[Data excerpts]
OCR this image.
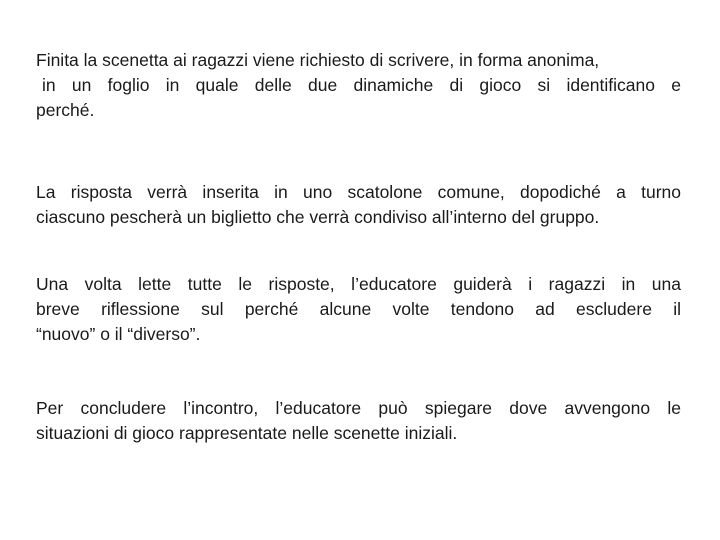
Finita la scenetta ai ragazzi viene richiesto di scrivere, in forma anonima,
in un foglio in quale delle due dinamiche di gioco si identificano e
perché.
La risposta verrà inserita in uno scatolone comune, dopodiché a turno
ciascuno pescherà un biglietto che verrà condiviso all’interno del gruppo.
Una volta lette tutte le risposte, l’educatore guiderà i ragazzi in una
breve riflessione sul perché alcune volte tendono ad escludere il
“nuovo” o il “diverso”.
Per concludere l’incontro, l’educatore può spiegare dove avvengono le
situazioni di gioco rappresentate nelle scenette iniziali.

• _Exercise aim_
Output a faithful copy of the data, with each picture left out.

• _Answer_
OCR this image.
Finita la scenetta ai ragazzi viene richiesto di scrivere, in forma anonima,
in un foglio in quale delle due dinamiche di gioco si identificano e
perché.
La risposta verrà inserita in uno scatolone comune, dopodiché a turno
ciascuno pescherà un biglietto che verrà condiviso all’interno del gruppo.
Una volta lette tutte le risposte, l’educatore guiderà i ragazzi in una
breve riflessione sul perché alcune volte tendono ad escludere il
“nuovo” o il “diverso”.
Per concludere l’incontro, l’educatore può spiegare dove avvengono le
situazioni di gioco rappresentate nelle scenette iniziali.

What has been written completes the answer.